The request:
Copy every line of the records below that holds the word "name".

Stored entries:
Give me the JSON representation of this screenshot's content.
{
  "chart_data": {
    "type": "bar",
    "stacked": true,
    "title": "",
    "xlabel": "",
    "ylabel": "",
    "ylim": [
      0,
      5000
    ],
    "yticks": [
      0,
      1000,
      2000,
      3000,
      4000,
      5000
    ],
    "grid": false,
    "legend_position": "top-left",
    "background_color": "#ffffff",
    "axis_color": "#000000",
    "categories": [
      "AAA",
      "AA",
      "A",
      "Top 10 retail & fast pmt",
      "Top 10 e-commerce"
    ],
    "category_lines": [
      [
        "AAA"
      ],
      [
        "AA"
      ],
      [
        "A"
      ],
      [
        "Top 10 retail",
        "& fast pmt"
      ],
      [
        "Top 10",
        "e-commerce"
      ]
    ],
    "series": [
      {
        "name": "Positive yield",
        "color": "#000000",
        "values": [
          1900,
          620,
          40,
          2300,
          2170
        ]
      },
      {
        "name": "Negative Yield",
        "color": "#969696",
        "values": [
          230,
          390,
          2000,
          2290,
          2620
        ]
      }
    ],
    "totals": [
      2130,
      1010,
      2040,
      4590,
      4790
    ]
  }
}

Response to this exercise:
        "name": "Positive yield",
        "name": "Negative Yield",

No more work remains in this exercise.